YOUR OBJECTIVE
Gather from the listing below each line that includes the word "Finance", and copy it.
* START DATASET EXCERPTS *
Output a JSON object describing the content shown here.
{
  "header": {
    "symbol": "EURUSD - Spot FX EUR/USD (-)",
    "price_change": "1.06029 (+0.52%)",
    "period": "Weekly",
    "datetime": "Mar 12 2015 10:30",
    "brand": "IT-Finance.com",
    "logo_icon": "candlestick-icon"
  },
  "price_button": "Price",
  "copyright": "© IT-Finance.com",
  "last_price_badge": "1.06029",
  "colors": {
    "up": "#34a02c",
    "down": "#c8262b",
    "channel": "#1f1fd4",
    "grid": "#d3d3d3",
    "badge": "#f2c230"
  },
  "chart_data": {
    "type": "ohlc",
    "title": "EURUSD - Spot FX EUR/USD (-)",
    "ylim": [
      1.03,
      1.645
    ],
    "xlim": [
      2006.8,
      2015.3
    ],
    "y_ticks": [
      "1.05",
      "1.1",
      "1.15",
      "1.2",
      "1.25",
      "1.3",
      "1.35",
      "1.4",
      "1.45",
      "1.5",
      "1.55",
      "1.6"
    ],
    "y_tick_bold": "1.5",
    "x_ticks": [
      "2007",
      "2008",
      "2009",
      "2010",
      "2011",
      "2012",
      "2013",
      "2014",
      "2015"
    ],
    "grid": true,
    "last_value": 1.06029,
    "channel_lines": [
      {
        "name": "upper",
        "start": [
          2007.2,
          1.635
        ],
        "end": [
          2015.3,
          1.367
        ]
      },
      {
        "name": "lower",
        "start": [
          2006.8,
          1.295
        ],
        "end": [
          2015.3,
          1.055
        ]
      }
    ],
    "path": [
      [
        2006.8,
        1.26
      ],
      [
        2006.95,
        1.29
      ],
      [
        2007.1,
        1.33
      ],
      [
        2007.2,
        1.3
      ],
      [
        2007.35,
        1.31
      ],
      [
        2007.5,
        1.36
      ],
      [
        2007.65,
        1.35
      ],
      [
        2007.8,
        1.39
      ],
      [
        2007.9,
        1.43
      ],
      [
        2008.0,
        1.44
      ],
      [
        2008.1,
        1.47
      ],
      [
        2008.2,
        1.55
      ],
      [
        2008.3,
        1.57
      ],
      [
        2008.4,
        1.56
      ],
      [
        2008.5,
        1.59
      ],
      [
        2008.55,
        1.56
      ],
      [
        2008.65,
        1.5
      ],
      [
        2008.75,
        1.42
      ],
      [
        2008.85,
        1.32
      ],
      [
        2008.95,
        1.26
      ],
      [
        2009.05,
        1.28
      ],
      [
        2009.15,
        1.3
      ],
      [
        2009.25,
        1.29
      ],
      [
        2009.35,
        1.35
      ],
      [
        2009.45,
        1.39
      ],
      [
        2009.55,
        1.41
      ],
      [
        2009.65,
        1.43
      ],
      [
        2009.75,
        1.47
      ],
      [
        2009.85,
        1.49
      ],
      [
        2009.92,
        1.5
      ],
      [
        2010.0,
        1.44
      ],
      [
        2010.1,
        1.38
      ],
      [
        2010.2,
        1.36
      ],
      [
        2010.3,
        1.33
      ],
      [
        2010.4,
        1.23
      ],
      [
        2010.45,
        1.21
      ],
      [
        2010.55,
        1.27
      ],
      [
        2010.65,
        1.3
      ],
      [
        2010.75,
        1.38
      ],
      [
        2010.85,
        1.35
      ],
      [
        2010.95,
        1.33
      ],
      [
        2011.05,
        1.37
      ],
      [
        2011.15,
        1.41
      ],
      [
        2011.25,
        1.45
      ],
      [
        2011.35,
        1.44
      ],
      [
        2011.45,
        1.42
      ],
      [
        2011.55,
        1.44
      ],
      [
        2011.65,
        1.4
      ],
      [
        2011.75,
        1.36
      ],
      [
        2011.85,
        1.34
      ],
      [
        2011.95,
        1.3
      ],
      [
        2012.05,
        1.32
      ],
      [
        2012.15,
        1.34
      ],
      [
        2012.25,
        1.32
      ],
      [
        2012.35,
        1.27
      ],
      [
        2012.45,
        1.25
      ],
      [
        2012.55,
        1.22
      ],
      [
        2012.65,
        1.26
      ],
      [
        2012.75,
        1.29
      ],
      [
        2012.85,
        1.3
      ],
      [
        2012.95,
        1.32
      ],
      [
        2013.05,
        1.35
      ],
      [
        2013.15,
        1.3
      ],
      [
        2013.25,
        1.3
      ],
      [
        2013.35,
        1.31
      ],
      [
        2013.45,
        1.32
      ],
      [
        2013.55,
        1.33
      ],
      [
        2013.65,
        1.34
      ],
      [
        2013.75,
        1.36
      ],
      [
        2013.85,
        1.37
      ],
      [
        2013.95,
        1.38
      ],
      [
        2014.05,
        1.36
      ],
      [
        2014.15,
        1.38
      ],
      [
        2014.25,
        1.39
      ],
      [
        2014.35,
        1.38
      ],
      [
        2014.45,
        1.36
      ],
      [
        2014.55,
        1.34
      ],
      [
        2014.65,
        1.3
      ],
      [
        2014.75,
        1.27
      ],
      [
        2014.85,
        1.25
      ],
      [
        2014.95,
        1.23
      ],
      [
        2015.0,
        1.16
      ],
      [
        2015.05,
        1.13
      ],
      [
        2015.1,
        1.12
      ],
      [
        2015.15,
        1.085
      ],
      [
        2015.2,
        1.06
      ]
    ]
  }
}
* END DATASET EXCERPTS *
FINISHED EXERCISE
    "brand": "IT-Finance.com",
  "copyright": "© IT-Finance.com",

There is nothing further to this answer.